■ **REQUEST**: Find the string "this" in the records. Copy every line it appears in.

___

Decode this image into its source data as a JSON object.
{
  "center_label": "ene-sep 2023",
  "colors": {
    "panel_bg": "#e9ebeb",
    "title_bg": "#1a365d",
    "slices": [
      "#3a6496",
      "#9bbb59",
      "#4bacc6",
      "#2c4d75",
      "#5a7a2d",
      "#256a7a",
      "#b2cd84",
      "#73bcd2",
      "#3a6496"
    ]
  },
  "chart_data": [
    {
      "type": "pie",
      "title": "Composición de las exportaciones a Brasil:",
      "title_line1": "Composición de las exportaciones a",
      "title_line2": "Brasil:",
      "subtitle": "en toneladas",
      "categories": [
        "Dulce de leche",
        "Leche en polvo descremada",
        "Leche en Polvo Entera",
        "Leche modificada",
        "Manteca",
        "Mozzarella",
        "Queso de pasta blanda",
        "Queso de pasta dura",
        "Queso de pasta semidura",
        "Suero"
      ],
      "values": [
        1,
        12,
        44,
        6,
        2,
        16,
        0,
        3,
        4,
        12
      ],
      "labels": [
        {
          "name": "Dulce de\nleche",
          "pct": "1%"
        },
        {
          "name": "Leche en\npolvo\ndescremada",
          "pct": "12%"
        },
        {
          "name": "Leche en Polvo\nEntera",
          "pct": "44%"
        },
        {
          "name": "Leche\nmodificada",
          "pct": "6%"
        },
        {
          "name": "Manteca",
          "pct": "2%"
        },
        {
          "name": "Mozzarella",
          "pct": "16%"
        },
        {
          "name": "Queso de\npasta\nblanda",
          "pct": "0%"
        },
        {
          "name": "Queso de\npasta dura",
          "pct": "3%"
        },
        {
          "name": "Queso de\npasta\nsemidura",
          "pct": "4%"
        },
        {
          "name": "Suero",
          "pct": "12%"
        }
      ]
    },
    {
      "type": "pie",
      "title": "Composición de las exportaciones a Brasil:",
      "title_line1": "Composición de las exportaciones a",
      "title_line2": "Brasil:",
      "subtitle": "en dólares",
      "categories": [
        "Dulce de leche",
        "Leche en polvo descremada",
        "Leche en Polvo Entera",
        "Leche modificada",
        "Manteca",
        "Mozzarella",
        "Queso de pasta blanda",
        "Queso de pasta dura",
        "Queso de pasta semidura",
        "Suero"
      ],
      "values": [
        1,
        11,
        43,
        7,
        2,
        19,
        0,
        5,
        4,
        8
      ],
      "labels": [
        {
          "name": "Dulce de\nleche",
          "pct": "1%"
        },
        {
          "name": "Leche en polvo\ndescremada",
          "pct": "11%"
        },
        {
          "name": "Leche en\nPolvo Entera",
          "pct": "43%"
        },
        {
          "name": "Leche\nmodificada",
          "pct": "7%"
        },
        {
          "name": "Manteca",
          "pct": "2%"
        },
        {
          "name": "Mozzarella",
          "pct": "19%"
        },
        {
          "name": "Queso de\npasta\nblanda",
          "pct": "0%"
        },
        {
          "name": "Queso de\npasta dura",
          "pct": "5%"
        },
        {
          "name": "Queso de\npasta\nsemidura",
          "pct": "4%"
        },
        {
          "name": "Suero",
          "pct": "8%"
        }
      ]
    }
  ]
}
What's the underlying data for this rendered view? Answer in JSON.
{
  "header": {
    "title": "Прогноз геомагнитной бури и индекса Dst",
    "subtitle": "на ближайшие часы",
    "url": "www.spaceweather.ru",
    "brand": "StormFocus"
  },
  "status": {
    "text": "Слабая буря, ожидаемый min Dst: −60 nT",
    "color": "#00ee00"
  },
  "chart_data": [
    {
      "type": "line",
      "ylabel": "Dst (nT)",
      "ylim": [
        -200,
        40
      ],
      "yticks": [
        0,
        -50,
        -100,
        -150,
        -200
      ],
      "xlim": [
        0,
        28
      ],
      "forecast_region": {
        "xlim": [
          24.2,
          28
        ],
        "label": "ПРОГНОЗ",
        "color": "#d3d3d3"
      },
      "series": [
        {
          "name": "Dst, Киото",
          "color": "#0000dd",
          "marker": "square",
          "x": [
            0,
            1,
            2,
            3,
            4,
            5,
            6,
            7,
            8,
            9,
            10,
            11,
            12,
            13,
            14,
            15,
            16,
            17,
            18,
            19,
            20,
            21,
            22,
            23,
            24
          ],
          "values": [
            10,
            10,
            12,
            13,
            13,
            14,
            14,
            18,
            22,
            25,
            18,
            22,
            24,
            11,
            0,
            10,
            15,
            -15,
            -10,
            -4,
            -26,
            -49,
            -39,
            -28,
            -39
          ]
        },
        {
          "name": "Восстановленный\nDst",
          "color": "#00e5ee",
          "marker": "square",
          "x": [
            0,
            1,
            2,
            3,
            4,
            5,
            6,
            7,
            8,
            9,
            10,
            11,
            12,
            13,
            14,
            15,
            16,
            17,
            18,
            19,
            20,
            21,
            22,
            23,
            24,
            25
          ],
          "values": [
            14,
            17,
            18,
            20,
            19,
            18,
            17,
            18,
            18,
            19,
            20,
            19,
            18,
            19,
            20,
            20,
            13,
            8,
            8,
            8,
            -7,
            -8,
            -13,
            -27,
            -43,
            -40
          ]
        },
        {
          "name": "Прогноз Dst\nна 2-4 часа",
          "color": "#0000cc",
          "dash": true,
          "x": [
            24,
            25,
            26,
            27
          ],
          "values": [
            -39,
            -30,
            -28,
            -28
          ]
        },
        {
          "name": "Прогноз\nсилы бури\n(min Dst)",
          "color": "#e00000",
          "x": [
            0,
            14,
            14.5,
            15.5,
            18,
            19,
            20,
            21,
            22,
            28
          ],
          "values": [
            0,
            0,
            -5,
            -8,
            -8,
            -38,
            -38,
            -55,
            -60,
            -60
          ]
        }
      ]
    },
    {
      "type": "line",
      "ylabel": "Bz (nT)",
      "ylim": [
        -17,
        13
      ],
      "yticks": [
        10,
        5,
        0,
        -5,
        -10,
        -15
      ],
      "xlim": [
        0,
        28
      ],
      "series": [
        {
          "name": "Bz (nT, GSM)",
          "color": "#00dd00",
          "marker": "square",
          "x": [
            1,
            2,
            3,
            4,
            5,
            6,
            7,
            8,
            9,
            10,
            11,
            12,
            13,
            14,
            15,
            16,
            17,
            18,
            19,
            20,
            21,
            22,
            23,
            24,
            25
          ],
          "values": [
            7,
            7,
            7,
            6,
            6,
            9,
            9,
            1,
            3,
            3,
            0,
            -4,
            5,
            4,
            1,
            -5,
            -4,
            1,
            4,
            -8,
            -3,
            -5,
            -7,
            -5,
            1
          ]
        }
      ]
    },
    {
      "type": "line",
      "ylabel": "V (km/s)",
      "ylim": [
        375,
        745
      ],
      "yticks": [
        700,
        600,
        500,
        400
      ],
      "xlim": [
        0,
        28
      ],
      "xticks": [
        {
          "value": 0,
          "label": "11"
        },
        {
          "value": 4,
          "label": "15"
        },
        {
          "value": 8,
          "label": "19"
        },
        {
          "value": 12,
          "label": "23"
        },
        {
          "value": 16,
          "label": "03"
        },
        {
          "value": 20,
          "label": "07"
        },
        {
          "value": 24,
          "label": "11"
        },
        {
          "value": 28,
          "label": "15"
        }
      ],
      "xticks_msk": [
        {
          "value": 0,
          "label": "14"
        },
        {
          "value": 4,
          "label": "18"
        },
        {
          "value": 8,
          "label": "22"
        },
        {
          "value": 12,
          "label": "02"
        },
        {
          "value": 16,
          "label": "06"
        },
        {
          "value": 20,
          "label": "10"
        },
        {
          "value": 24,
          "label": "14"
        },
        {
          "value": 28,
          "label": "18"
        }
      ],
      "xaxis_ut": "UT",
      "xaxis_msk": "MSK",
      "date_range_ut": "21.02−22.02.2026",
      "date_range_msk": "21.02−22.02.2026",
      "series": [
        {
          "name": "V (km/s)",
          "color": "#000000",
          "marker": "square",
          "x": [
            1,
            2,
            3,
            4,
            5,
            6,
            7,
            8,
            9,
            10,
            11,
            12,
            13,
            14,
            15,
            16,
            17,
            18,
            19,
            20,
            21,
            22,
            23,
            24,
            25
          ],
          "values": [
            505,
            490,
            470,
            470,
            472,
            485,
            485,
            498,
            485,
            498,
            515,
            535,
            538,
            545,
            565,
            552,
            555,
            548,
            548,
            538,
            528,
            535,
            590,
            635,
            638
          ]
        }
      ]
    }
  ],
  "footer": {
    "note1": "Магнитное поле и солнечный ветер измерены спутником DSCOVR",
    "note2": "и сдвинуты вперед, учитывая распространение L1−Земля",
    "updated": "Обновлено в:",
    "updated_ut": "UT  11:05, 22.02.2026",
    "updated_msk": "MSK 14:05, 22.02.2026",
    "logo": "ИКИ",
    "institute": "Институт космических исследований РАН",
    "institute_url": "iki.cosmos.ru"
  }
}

___

■ **RESULT**:
Decode this image into its source data as a JSON object.
What's the underlying data for this rendered view? Answer in JSON.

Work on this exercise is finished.